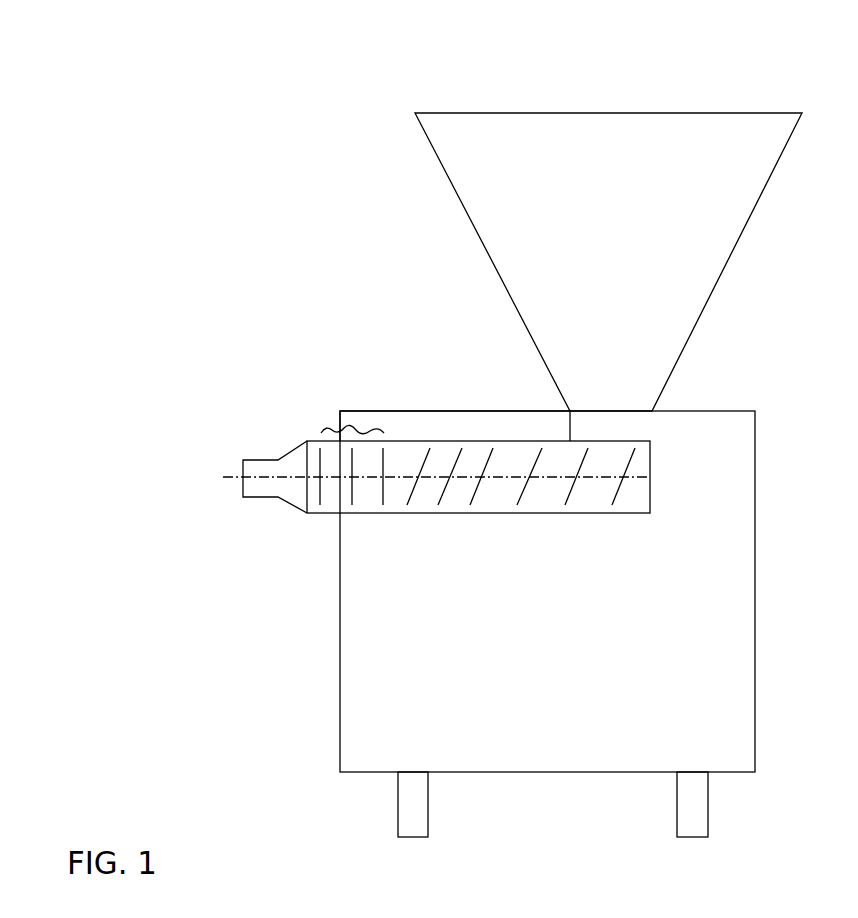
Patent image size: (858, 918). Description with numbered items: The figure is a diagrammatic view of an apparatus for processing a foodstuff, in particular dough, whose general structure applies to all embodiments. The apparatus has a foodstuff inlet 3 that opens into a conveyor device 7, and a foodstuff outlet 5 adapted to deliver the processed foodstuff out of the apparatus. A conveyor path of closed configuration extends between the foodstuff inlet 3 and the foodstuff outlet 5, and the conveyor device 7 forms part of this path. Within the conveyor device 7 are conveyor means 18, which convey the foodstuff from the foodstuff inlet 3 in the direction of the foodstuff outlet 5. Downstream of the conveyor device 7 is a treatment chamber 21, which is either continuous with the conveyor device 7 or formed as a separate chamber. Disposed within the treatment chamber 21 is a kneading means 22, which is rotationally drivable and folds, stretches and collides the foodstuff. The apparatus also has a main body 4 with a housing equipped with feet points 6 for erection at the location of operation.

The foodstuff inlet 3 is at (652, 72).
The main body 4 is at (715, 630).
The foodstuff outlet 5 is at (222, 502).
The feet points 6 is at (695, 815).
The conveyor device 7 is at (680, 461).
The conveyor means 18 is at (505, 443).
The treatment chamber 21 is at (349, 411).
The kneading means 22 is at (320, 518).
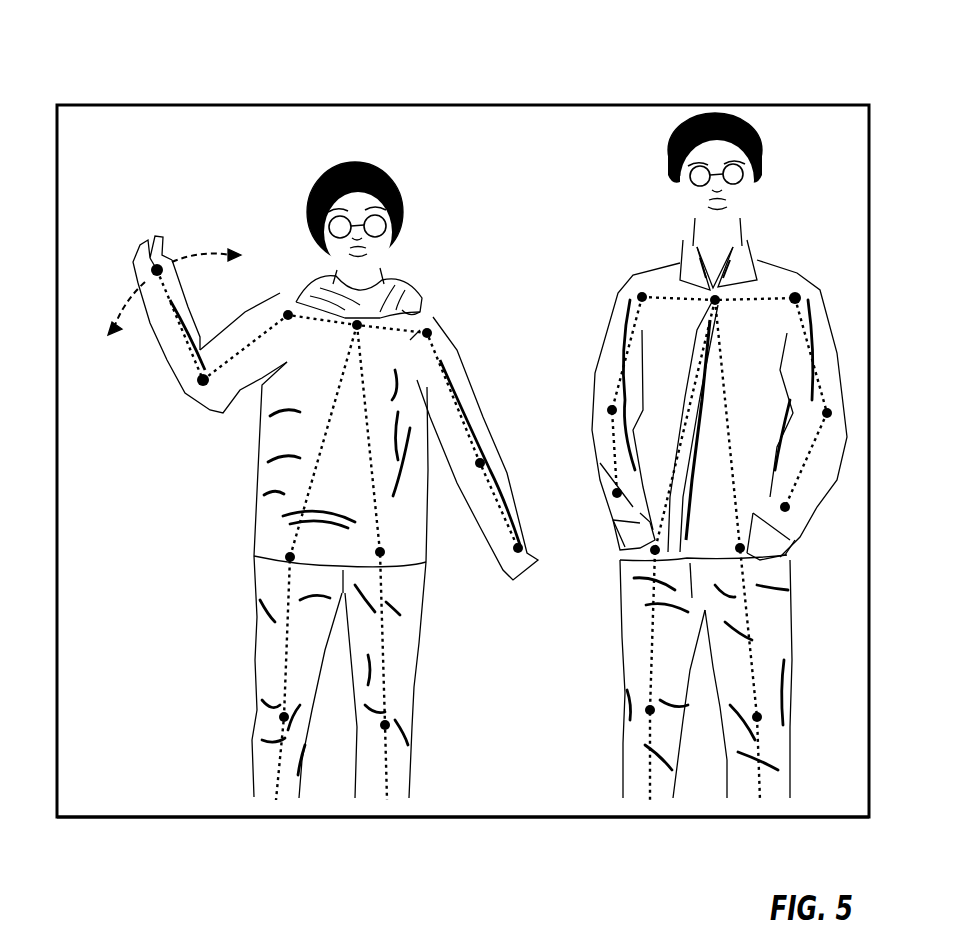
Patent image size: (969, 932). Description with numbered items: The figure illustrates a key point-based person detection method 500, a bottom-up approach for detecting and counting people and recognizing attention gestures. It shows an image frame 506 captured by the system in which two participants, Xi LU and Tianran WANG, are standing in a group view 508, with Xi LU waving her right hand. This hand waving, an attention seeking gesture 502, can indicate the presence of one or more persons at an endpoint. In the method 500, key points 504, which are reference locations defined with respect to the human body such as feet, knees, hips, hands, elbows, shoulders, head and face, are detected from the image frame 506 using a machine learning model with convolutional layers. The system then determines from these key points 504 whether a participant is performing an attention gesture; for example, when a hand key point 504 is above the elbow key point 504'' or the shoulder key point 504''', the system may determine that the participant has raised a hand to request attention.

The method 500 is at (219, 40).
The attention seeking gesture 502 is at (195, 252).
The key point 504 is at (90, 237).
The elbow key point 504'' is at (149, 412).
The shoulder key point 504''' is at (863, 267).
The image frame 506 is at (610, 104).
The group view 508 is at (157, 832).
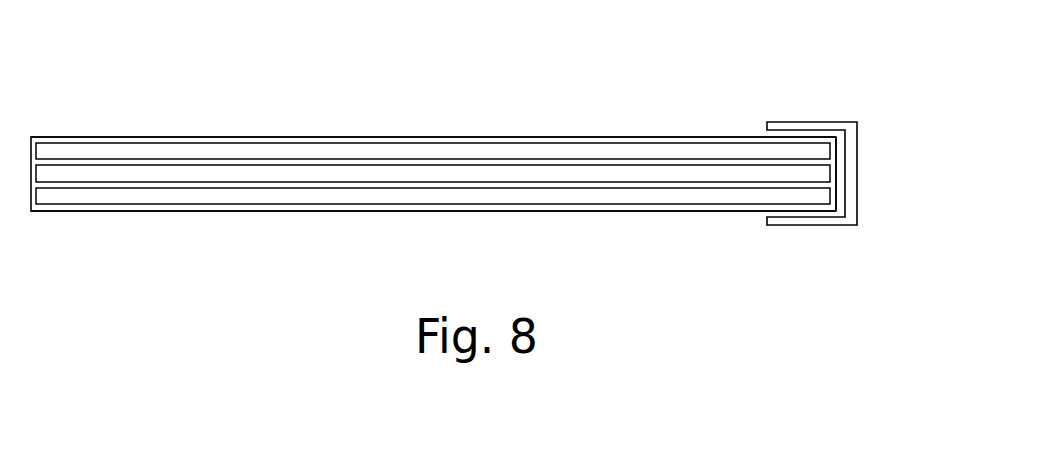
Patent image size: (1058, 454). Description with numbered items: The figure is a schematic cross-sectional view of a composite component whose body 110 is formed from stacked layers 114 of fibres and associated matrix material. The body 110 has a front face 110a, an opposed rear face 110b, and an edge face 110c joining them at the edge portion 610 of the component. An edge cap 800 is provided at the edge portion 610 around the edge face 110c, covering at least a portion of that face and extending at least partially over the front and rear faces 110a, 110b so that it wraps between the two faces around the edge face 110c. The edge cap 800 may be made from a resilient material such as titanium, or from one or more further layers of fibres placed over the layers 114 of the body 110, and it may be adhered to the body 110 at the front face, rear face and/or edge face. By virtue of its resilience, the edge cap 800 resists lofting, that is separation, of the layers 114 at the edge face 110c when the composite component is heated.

• Task statement:
Retype the whole listing above exactly as it appears, and leave out the pictures.

• Answer to this task:
Patent image size: (858, 918). Description with numbered items: The figure is a diagrammatic view of an apparatus for processing a foodstuff, in particular dough, whose general structure applies to all embodiments. The apparatus has a foodstuff inlet 3 that opens into a conveyor device 7, and a foodstuff outlet 5 adapted to deliver the processed foodstuff out of the apparatus. A conveyor path of closed configuration extends between the foodstuff inlet 3 and the foodstuff outlet 5, and the conveyor device 7 forms part of this path. Within the conveyor device 7 are conveyor means 18, which convey the foodstuff from the foodstuff inlet 3 in the direction of the foodstuff outlet 5. Downstream of the conveyor device 7 is a treatment chamber 21, which is either continuous with the conveyor device 7 or formed as a separate chamber. Disposed within the treatment chamber 21 is a kneading means 22, which is rotationally drivable and folds, stretches and collides the foodstuff. The apparatus also has a main body 4 with a housing equipped with feet points 6 for erection at the location of operation.

The foodstuff inlet 3 is at (652, 72).
The main body 4 is at (715, 630).
The foodstuff outlet 5 is at (222, 502).
The feet points 6 is at (695, 815).
The conveyor device 7 is at (680, 461).
The conveyor means 18 is at (505, 443).
The treatment chamber 21 is at (349, 411).
The kneading means 22 is at (320, 518).
Patent image size: (969, 932). Description with numbered items: The figure illustrates a key point-based person detection method 500, a bottom-up approach for detecting and counting people and recognizing attention gestures. It shows an image frame 506 captured by the system in which two participants, Xi LU and Tianran WANG, are standing in a group view 508, with Xi LU waving her right hand. This hand waving, an attention seeking gesture 502, can indicate the presence of one or more persons at an endpoint. In the method 500, key points 504, which are reference locations defined with respect to the human body such as feet, knees, hips, hands, elbows, shoulders, head and face, are detected from the image frame 506 using a machine learning model with convolutional layers. The system then determines from these key points 504 whether a participant is performing an attention gesture; for example, when a hand key point 504 is above the elbow key point 504'' or the shoulder key point 504''', the system may determine that the participant has raised a hand to request attention.

The method 500 is at (219, 40).
The attention seeking gesture 502 is at (195, 252).
The key point 504 is at (90, 237).
The elbow key point 504'' is at (149, 412).
The shoulder key point 504''' is at (863, 267).
The image frame 506 is at (610, 104).
The group view 508 is at (157, 832).
Patent image size: (1058, 454). Description with numbered items: The figure is a schematic cross-sectional view of a composite component whose body 110 is formed from stacked layers 114 of fibres and associated matrix material. The body 110 has a front face 110a, an opposed rear face 110b, and an edge face 110c joining them at the edge portion 610 of the component. An edge cap 800 is provided at the edge portion 610 around the edge face 110c, covering at least a portion of that face and extending at least partially over the front and rear faces 110a, 110b so that it wraps between the two faces around the edge face 110c. The edge cap 800 may be made from a resilient material such as titanium, or from one or more further layers of fibres placed over the layers 114 of the body 110, and it may be adhered to the body 110 at the front face, rear face and/or edge face. By virtue of its resilience, the edge cap 800 resists lofting, that is separation, of the layers 114 at the edge face 110c when the composite component is heated.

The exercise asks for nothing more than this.